═══ Exercise text ═══
Figure 1: These plots illustrate the estimated effect of each AHI (a) and Age (b) separately on initial PAP pressure settings for children with and without Down syndrome.


Our data clearly shows that Down syndrome status was an important factor related to prescribed PAP levels in our population. Although weight was a significant factor, we found that the presence of Down syndrome changed the way weight status affected PAP when the two way anova with interaction was carried out. Children with Down syndrome have hypotonia which predisposes them to upper airway collapse during sleep. In addition, they have a relatively small hard palate, reduced mandibular volume, and a general reduction in airway volume caused by soft tissue crowding [27]. These differences likely explain our finding that children with Down syndrome required higher PAP settings to treat their OSA/SDB.
═══ Dataset records ═══
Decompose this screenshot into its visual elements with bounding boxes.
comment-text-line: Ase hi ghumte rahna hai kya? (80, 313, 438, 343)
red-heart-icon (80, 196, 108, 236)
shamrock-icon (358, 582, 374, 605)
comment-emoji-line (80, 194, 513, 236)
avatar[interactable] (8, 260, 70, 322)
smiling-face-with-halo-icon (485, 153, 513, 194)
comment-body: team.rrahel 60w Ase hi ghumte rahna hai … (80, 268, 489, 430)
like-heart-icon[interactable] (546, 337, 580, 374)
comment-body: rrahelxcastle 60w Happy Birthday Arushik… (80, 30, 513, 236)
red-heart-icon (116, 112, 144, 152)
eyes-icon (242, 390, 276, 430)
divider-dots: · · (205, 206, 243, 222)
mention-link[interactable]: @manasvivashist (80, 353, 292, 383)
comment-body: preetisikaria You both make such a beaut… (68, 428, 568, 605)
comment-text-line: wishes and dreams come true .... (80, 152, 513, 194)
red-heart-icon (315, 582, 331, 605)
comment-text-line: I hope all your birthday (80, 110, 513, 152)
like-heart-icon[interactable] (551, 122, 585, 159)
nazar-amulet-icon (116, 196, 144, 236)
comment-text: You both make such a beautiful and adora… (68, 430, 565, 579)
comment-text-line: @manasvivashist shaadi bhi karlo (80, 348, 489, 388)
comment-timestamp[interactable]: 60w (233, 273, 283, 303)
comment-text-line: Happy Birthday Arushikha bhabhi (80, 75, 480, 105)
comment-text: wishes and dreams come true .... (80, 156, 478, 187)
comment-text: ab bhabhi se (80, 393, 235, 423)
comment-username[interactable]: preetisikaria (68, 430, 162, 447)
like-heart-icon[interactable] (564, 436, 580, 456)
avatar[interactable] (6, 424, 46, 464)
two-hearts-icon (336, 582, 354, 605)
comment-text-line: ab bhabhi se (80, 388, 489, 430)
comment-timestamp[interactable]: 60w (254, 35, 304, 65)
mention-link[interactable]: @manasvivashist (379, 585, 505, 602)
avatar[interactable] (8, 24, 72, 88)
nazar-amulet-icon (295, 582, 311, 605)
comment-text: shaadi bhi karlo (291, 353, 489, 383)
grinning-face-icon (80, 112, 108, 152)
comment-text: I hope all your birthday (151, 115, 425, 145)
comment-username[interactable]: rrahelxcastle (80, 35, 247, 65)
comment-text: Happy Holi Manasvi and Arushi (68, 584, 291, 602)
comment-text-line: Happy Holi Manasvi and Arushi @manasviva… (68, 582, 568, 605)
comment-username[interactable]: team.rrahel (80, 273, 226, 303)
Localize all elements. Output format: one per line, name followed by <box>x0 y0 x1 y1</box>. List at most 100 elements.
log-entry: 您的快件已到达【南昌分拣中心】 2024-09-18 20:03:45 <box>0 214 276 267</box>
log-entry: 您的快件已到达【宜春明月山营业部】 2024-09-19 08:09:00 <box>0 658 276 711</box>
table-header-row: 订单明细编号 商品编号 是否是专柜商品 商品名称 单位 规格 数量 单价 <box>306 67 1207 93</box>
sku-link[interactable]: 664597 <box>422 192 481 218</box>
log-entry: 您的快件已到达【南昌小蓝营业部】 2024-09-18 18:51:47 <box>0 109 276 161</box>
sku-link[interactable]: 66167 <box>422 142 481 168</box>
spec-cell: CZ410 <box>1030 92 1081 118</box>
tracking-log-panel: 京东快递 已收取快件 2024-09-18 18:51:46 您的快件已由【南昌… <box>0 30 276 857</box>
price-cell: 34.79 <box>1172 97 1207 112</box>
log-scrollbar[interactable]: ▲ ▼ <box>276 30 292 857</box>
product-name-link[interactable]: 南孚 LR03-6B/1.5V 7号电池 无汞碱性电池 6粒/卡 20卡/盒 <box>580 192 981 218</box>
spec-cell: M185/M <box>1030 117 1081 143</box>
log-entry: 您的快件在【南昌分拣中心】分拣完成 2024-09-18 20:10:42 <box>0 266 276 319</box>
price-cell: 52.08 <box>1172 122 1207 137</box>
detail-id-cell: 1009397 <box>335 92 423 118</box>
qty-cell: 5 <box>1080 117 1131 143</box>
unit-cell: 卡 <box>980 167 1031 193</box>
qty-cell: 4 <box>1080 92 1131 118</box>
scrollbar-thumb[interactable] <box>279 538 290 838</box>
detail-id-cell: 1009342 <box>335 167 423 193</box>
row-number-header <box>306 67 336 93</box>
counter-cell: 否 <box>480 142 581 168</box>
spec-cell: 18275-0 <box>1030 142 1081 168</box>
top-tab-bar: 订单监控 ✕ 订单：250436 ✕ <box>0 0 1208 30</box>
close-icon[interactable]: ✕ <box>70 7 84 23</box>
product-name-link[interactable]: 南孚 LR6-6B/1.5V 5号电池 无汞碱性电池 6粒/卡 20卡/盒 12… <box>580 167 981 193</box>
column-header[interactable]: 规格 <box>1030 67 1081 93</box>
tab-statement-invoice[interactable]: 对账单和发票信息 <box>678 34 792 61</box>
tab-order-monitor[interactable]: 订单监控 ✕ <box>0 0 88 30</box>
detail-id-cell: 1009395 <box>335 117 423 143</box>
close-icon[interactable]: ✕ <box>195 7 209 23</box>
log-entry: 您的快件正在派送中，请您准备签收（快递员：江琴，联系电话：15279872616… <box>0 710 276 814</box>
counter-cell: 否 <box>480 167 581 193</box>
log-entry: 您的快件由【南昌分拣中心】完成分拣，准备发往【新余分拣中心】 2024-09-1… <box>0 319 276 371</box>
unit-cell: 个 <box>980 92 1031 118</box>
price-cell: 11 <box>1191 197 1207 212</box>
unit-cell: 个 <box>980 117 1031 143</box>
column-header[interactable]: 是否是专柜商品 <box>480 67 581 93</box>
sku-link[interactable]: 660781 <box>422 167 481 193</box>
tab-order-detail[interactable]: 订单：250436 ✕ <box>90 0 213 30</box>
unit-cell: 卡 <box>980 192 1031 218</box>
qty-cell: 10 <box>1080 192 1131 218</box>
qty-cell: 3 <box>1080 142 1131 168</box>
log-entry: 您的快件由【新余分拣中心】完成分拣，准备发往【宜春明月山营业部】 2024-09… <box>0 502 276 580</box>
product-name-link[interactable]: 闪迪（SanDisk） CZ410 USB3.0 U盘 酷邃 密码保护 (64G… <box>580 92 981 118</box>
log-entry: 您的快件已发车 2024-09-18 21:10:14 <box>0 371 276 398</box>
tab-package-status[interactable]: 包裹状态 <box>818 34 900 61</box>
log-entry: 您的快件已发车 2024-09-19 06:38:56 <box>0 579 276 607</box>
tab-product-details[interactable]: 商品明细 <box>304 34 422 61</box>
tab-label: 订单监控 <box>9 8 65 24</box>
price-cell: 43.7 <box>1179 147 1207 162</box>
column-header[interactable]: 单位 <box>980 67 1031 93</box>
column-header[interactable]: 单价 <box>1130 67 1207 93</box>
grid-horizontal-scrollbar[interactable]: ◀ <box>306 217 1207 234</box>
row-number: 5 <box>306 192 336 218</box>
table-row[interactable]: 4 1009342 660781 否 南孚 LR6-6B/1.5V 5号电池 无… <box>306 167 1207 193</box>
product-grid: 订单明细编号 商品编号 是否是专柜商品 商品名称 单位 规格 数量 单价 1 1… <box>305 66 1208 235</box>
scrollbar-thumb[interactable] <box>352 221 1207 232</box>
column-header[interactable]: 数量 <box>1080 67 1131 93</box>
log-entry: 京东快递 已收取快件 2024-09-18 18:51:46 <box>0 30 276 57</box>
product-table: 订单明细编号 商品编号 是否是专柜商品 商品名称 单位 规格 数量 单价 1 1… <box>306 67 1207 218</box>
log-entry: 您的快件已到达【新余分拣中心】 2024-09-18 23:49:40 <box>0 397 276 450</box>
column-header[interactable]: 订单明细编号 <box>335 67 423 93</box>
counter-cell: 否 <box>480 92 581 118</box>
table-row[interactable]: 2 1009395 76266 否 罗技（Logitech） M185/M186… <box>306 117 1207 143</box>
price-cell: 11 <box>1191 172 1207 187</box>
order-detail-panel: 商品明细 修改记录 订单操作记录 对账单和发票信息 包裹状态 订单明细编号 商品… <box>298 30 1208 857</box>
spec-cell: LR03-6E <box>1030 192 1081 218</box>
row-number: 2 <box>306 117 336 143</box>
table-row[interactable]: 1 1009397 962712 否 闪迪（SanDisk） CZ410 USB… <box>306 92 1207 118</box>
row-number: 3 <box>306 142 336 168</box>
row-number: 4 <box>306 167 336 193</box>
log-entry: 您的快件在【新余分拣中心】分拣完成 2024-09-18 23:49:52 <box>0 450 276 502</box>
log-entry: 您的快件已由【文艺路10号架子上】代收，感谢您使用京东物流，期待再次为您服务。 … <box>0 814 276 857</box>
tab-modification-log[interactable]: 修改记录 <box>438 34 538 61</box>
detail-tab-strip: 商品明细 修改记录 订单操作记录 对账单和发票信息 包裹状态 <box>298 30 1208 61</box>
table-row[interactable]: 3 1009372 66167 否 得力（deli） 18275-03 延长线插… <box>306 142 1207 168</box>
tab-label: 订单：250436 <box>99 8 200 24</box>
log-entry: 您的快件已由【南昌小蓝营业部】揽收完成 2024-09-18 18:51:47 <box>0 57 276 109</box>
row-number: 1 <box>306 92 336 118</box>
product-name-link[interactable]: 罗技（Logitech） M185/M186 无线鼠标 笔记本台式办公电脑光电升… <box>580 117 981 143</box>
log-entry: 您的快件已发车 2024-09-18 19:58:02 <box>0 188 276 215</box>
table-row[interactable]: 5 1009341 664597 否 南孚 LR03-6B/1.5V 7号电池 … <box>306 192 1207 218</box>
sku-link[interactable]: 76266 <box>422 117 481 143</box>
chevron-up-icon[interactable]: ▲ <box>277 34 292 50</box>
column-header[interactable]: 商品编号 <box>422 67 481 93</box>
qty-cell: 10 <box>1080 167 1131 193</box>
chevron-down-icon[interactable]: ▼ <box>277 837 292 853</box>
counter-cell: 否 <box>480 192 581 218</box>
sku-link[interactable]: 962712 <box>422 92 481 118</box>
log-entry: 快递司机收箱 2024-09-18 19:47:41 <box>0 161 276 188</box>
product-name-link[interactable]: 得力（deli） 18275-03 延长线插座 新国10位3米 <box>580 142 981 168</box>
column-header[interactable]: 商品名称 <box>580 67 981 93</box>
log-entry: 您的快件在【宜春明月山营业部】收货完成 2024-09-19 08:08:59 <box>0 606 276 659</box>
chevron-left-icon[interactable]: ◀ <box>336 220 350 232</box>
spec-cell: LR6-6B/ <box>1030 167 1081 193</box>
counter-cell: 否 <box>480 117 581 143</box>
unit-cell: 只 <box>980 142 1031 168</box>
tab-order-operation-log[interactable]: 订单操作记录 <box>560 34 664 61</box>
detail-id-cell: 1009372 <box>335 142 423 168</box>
═══
- _Task instructions_: In the excerpt on PAP settings, what condition do children with Down syndrome have that predisposes them to upper airway collapse during sleep? Please answer in a few words.

- _Exercise output_: Hypotonia.